──────── Data shown ────────
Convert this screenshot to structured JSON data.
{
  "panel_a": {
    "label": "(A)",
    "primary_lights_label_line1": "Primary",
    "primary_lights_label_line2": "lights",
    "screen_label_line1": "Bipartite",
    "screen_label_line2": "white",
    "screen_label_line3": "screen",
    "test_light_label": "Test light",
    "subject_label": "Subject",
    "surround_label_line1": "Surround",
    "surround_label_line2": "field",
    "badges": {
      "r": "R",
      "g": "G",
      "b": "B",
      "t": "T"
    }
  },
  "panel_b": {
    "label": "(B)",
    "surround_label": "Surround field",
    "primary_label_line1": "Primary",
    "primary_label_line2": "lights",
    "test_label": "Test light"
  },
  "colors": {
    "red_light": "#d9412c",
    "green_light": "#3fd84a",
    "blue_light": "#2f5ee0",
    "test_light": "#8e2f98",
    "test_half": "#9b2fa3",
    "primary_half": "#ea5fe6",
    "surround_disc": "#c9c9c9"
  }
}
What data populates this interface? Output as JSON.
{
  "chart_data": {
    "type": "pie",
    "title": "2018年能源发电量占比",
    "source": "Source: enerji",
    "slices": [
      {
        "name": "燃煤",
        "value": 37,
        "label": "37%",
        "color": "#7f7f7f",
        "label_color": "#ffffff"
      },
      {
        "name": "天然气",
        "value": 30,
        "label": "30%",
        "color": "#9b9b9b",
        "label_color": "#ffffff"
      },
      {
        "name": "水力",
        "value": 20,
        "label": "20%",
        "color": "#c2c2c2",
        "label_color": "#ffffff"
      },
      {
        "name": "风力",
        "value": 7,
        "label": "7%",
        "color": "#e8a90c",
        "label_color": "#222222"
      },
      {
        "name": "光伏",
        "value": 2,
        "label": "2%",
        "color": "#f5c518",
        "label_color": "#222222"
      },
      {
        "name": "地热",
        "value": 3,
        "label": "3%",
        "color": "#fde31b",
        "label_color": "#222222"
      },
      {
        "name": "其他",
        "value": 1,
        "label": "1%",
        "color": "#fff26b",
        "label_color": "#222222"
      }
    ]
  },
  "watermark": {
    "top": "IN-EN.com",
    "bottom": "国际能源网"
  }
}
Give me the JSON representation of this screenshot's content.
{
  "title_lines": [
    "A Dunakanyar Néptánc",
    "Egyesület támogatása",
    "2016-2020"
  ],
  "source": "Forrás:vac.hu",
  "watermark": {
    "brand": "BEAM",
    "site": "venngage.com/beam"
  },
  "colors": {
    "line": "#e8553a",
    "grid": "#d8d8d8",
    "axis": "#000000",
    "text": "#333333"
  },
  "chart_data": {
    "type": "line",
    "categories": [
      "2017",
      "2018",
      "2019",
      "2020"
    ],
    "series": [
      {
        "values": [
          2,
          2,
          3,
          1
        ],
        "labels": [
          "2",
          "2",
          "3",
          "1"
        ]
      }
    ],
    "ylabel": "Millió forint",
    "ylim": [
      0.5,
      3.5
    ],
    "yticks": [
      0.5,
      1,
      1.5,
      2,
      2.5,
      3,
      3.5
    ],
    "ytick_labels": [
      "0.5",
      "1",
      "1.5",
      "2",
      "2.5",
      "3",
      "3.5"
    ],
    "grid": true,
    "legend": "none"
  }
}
────────
## [Written request]
Repeat the records above in full, character for character.

## [Finished answer]
Convert this screenshot to structured JSON data.
{
  "panel_a": {
    "label": "(A)",
    "primary_lights_label_line1": "Primary",
    "primary_lights_label_line2": "lights",
    "screen_label_line1": "Bipartite",
    "screen_label_line2": "white",
    "screen_label_line3": "screen",
    "test_light_label": "Test light",
    "subject_label": "Subject",
    "surround_label_line1": "Surround",
    "surround_label_line2": "field",
    "badges": {
      "r": "R",
      "g": "G",
      "b": "B",
      "t": "T"
    }
  },
  "panel_b": {
    "label": "(B)",
    "surround_label": "Surround field",
    "primary_label_line1": "Primary",
    "primary_label_line2": "lights",
    "test_label": "Test light"
  },
  "colors": {
    "red_light": "#d9412c",
    "green_light": "#3fd84a",
    "blue_light": "#2f5ee0",
    "test_light": "#8e2f98",
    "test_half": "#9b2fa3",
    "primary_half": "#ea5fe6",
    "surround_disc": "#c9c9c9"
  }
}
What data populates this interface? Output as JSON.
{
  "chart_data": {
    "type": "pie",
    "title": "2018年能源发电量占比",
    "source": "Source: enerji",
    "slices": [
      {
        "name": "燃煤",
        "value": 37,
        "label": "37%",
        "color": "#7f7f7f",
        "label_color": "#ffffff"
      },
      {
        "name": "天然气",
        "value": 30,
        "label": "30%",
        "color": "#9b9b9b",
        "label_color": "#ffffff"
      },
      {
        "name": "水力",
        "value": 20,
        "label": "20%",
        "color": "#c2c2c2",
        "label_color": "#ffffff"
      },
      {
        "name": "风力",
        "value": 7,
        "label": "7%",
        "color": "#e8a90c",
        "label_color": "#222222"
      },
      {
        "name": "光伏",
        "value": 2,
        "label": "2%",
        "color": "#f5c518",
        "label_color": "#222222"
      },
      {
        "name": "地热",
        "value": 3,
        "label": "3%",
        "color": "#fde31b",
        "label_color": "#222222"
      },
      {
        "name": "其他",
        "value": 1,
        "label": "1%",
        "color": "#fff26b",
        "label_color": "#222222"
      }
    ]
  },
  "watermark": {
    "top": "IN-EN.com",
    "bottom": "国际能源网"
  }
}
Give me the JSON representation of this screenshot's content.
{
  "title_lines": [
    "A Dunakanyar Néptánc",
    "Egyesület támogatása",
    "2016-2020"
  ],
  "source": "Forrás:vac.hu",
  "watermark": {
    "brand": "BEAM",
    "site": "venngage.com/beam"
  },
  "colors": {
    "line": "#e8553a",
    "grid": "#d8d8d8",
    "axis": "#000000",
    "text": "#333333"
  },
  "chart_data": {
    "type": "line",
    "categories": [
      "2017",
      "2018",
      "2019",
      "2020"
    ],
    "series": [
      {
        "values": [
          2,
          2,
          3,
          1
        ],
        "labels": [
          "2",
          "2",
          "3",
          "1"
        ]
      }
    ],
    "ylabel": "Millió forint",
    "ylim": [
      0.5,
      3.5
    ],
    "yticks": [
      0.5,
      1,
      1.5,
      2,
      2.5,
      3,
      3.5
    ],
    "ytick_labels": [
      "0.5",
      "1",
      "1.5",
      "2",
      "2.5",
      "3",
      "3.5"
    ],
    "grid": true,
    "legend": "none"
  }
}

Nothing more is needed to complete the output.